▸ **Текст для чтения**:
((

Не богу ты служил и не России,
Служил лишь суете своей,
И все дела твои, и добрые и злые, —
Все было ложь в тебе, все призраки пустые;
Ты был не царь, а лицедей.
Таким погребальным словом проводит усопшего поэт Тютчев, в либералах никак не числившийся, а либерал до поры Кавелин напишет Грановскому:
«Калмыцкий полубог, прошедший ураганом и бичом, и катком, и терпугом по русскому государству в течение 30-ти лет, вырезавший лицо у мысли, погубивший тысячи характеров и умов… Это исчадие мундирного просвещения и гнуснейшей стороны русской натуры околел… Если б настоящее не было бы так страшно и пасмурно, будущее так таинственно, загадочно, можно было б с ума сойти от радости и опьянеть от счастия».
В мае 1856 года Сухово-Кобылины, мать и сын, бывшие в Петербурге, где только что состоялась александринская премьера «Свадьбы Кречинского», добились свидания с министром Паниным, — да какого свидания! Генерал-прокурор самолично соблаговолил прибыть в дом, в котором они остановились.
Впрочем, не соблаговолил, а подчинился: сестра Александра Васильевича, художница Софья, получила доступ к новой императрице, и та, как принято выражаться, приняла участие.
Снова — дневник Сухово-Кобылина, этот бесценный, хотя, к сожалению, не бездонный кладезь сведений о нем:
«Петербург.
1856 г. Май 12. Суббота. Утро сидели вместе с маменькой. В 12 часов доложили, что директор департамента Топильский желает ее видеть. Его приняли — он объявил, что Министр Юстиции желает ее видеть и будет сам по окончании заседания в Государственном Совете… Мы остались дожидаться Министра. Были оба в волнении. Условились, чтобы маменька начала говорить о деле, — а я буду ей помогать и что тем самым войду в разговор. В 5 часов Министр приехал. Вот его слова…»

))

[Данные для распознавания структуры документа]
((

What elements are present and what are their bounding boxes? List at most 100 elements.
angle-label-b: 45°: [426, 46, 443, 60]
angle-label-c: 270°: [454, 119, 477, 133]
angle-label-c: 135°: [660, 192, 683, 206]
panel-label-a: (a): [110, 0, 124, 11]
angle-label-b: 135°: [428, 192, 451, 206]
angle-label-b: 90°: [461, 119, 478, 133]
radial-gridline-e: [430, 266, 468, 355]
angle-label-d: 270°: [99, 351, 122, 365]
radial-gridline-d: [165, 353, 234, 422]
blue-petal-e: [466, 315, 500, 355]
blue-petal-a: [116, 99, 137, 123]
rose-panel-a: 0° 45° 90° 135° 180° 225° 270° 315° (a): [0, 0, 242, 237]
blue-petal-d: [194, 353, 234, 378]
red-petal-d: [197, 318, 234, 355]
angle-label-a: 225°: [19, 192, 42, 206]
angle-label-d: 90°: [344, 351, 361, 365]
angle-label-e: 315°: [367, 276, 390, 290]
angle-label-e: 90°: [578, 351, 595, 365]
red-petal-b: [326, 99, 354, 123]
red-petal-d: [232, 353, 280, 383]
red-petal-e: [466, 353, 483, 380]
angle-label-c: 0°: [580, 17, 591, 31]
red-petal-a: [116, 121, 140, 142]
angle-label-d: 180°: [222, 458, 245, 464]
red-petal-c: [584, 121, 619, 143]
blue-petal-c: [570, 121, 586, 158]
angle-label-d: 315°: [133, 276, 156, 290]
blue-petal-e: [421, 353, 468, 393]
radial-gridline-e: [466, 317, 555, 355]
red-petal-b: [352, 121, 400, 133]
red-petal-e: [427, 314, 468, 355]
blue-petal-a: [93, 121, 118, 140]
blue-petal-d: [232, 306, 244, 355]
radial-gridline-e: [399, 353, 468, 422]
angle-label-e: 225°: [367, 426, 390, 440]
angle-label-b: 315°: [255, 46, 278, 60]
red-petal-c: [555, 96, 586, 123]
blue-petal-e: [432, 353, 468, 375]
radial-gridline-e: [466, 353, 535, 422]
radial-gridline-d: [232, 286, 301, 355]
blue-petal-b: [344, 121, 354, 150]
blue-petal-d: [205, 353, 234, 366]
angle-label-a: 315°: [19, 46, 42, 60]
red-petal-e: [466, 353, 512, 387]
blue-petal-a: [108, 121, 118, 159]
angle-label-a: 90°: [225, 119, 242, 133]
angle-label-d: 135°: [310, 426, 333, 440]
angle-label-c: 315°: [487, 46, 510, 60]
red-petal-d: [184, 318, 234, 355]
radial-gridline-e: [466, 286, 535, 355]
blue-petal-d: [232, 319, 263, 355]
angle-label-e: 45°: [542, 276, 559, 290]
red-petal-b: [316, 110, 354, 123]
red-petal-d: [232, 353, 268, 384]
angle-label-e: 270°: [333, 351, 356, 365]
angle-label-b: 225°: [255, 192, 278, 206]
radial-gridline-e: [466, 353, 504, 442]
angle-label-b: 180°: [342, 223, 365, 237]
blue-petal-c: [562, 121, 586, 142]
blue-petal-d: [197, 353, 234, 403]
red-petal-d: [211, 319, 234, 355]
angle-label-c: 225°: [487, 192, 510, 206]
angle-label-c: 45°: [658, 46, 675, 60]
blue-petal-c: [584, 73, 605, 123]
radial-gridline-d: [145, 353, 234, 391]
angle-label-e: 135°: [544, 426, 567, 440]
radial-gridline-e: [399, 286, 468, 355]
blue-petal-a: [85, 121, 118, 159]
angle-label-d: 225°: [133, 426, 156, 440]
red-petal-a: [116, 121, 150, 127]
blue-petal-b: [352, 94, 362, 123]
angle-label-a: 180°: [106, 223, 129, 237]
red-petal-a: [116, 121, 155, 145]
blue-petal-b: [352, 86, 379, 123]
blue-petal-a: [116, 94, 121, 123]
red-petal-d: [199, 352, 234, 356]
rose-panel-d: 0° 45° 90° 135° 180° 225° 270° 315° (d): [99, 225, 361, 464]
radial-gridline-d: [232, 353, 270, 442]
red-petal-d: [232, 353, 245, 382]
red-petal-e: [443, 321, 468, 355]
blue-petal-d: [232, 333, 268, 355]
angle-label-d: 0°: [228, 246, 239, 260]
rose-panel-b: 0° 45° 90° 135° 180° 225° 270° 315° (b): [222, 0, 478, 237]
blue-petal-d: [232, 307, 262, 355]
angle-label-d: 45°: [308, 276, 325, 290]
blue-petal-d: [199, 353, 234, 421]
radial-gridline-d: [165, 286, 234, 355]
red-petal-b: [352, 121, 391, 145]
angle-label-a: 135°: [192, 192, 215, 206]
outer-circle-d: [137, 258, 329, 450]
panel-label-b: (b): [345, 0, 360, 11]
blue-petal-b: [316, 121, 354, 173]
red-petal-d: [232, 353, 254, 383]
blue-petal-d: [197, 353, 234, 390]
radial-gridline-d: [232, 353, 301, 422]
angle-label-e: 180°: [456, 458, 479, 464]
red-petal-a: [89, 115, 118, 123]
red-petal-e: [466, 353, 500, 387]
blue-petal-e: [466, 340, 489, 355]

))

▸ **Проверка понимания**:
1. Кто, согласно тексту о Сухово-Кобылине, получил доступ к новой императрице?
2. Продолжите текст о Сухово-Кобылине и его встрече с министром Паниным.

▸ **Ответы к заданиям**:
1. Сестра Александра Васильевича, художница Софья.

2.
Дальше идет разговор по-французски; удовлетворимся переводом.
— Сударыня, вы изволили писать ее величеству.
— Да, сударь.
— Императрица передала мне ваше письмо вместе с приказом кончить дело… Оно будет кончено… также и с указанием, чтобы я принял во внимание подробности этого дела; они будут приняты во внимание. Имеете ли вы, сударыня, что-либо прибавить к этому? Я готов вас выслушать.
— Господин граф, вот мой сын…
«Я раскланялся. Граф тоже встал и раскланялся и повторил мне те же слова. Я начал несколько смутившись, начал прямо с открытых вещей — ударил на этот пункт как на капитальный всего процесса. В изложении придерживался не исторического хода, а старался опровергать обвинительные против меня пункты. Вообще, для ясности дела, думаю, что это была ошибка. Коснулся писем — притязаний следователей, — противоречий, — моей невозможности совершить преступление. Все начало рассказа он слушал, потупя голову и не говоря ни слова. К концу сделался как бы расположеннее. Маменька вмешалась в разговор неудачно… Министр остановил ее и встал. Предложив мне изложить все это на бумаге, он вышел. Он очень высок ростом, сутуловат, дурно сложен. Лицо холодное, умное, — глаза серые, круглые, — нижняя губа несколько выдавшаяся вперед. Голос медленный и беззвучный. Вообще натура холодная, несколько английская, но не без доброты. Движений сердца нет, но служитель правды, как ее сам поймет».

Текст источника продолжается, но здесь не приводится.